Repeat every entry in the listing below, exactly.

======== Data section ========

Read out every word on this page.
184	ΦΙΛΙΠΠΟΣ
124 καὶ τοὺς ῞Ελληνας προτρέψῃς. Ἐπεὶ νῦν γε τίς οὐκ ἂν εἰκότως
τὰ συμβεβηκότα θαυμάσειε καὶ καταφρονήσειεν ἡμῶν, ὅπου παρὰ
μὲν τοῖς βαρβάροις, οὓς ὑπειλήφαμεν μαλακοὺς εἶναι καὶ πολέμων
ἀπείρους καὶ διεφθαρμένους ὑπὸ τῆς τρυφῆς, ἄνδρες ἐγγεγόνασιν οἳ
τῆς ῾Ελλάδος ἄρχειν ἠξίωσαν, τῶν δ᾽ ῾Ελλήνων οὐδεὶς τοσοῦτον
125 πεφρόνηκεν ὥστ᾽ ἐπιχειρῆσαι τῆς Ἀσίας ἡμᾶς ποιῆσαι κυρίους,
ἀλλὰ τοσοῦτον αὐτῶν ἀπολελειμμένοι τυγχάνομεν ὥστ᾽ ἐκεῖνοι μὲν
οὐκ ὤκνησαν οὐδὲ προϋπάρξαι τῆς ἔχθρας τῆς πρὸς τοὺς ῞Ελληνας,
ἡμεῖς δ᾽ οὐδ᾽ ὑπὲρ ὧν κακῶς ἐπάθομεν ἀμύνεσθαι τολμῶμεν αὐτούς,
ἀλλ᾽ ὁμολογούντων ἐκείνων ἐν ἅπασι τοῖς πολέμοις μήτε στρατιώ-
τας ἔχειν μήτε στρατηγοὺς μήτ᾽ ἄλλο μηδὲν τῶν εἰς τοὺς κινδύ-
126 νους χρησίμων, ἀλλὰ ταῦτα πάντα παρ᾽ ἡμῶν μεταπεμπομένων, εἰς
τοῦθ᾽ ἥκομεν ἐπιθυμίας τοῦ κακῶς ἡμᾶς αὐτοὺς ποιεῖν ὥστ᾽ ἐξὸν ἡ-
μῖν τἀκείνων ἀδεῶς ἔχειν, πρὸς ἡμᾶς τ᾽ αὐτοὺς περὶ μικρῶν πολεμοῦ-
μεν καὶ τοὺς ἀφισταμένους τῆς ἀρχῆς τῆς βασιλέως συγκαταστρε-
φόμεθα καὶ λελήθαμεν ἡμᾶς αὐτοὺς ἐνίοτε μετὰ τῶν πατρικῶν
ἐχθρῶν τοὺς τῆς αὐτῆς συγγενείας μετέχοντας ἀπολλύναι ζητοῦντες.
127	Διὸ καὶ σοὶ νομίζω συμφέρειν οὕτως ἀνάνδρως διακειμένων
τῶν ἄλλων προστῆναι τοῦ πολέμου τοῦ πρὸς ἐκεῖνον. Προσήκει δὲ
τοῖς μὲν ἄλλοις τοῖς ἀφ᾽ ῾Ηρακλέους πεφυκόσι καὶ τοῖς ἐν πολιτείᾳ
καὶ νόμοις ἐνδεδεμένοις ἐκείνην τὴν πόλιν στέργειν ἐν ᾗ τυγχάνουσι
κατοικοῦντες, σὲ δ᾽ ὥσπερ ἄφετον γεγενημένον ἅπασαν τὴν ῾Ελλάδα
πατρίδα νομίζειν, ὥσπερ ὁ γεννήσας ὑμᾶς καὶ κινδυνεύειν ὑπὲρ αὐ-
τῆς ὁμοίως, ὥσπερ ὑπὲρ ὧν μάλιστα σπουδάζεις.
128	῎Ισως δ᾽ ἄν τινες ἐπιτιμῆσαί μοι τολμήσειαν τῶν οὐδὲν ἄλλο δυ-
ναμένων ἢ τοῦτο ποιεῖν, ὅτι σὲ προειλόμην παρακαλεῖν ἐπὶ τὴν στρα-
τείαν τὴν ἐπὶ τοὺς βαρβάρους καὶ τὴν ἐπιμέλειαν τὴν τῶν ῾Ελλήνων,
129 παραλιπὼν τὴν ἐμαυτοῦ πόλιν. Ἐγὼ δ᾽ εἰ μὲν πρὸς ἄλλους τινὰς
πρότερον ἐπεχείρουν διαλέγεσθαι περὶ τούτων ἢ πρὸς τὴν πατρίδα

========

▶ **The reply**
Read out every word on this page.
184	ΦΙΛΙΠΠΟΣ
124 καὶ τοὺς ῞Ελληνας προτρέψῃς. Ἐπεὶ νῦν γε τίς οὐκ ἂν εἰκότως
τὰ συμβεβηκότα θαυμάσειε καὶ καταφρονήσειεν ἡμῶν, ὅπου παρὰ
μὲν τοῖς βαρβάροις, οὓς ὑπειλήφαμεν μαλακοὺς εἶναι καὶ πολέμων
ἀπείρους καὶ διεφθαρμένους ὑπὸ τῆς τρυφῆς, ἄνδρες ἐγγεγόνασιν οἳ
τῆς ῾Ελλάδος ἄρχειν ἠξίωσαν, τῶν δ᾽ ῾Ελλήνων οὐδεὶς τοσοῦτον
125 πεφρόνηκεν ὥστ᾽ ἐπιχειρῆσαι τῆς Ἀσίας ἡμᾶς ποιῆσαι κυρίους,
ἀλλὰ τοσοῦτον αὐτῶν ἀπολελειμμένοι τυγχάνομεν ὥστ᾽ ἐκεῖνοι μὲν
οὐκ ὤκνησαν οὐδὲ προϋπάρξαι τῆς ἔχθρας τῆς πρὸς τοὺς ῞Ελληνας,
ἡμεῖς δ᾽ οὐδ᾽ ὑπὲρ ὧν κακῶς ἐπάθομεν ἀμύνεσθαι τολμῶμεν αὐτούς,
ἀλλ᾽ ὁμολογούντων ἐκείνων ἐν ἅπασι τοῖς πολέμοις μήτε στρατιώ-
τας ἔχειν μήτε στρατηγοὺς μήτ᾽ ἄλλο μηδὲν τῶν εἰς τοὺς κινδύ-
126 νους χρησίμων, ἀλλὰ ταῦτα πάντα παρ᾽ ἡμῶν μεταπεμπομένων, εἰς
τοῦθ᾽ ἥκομεν ἐπιθυμίας τοῦ κακῶς ἡμᾶς αὐτοὺς ποιεῖν ὥστ᾽ ἐξὸν ἡ-
μῖν τἀκείνων ἀδεῶς ἔχειν, πρὸς ἡμᾶς τ᾽ αὐτοὺς περὶ μικρῶν πολεμοῦ-
μεν καὶ τοὺς ἀφισταμένους τῆς ἀρχῆς τῆς βασιλέως συγκαταστρε-
φόμεθα καὶ λελήθαμεν ἡμᾶς αὐτοὺς ἐνίοτε μετὰ τῶν πατρικῶν
ἐχθρῶν τοὺς τῆς αὐτῆς συγγενείας μετέχοντας ἀπολλύναι ζητοῦντες.
127	Διὸ καὶ σοὶ νομίζω συμφέρειν οὕτως ἀνάνδρως διακειμένων
τῶν ἄλλων προστῆναι τοῦ πολέμου τοῦ πρὸς ἐκεῖνον. Προσήκει δὲ
τοῖς μὲν ἄλλοις τοῖς ἀφ᾽ ῾Ηρακλέους πεφυκόσι καὶ τοῖς ἐν πολιτείᾳ
καὶ νόμοις ἐνδεδεμένοις ἐκείνην τὴν πόλιν στέργειν ἐν ᾗ τυγχάνουσι
κατοικοῦντες, σὲ δ᾽ ὥσπερ ἄφετον γεγενημένον ἅπασαν τὴν ῾Ελλάδα
πατρίδα νομίζειν, ὥσπερ ὁ γεννήσας ὑμᾶς καὶ κινδυνεύειν ὑπὲρ αὐ-
τῆς ὁμοίως, ὥσπερ ὑπὲρ ὧν μάλιστα σπουδάζεις.
128	῎Ισως δ᾽ ἄν τινες ἐπιτιμῆσαί μοι τολμήσειαν τῶν οὐδὲν ἄλλο δυ-
ναμένων ἢ τοῦτο ποιεῖν, ὅτι σὲ προειλόμην παρακαλεῖν ἐπὶ τὴν στρα-
τείαν τὴν ἐπὶ τοὺς βαρβάρους καὶ τὴν ἐπιμέλειαν τὴν τῶν ῾Ελλήνων,
129 παραλιπὼν τὴν ἐμαυτοῦ πόλιν. Ἐγὼ δ᾽ εἰ μὲν πρὸς ἄλλους τινὰς
πρότερον ἐπεχείρουν διαλέγεσθαι περὶ τούτων ἢ πρὸς τὴν πατρίδα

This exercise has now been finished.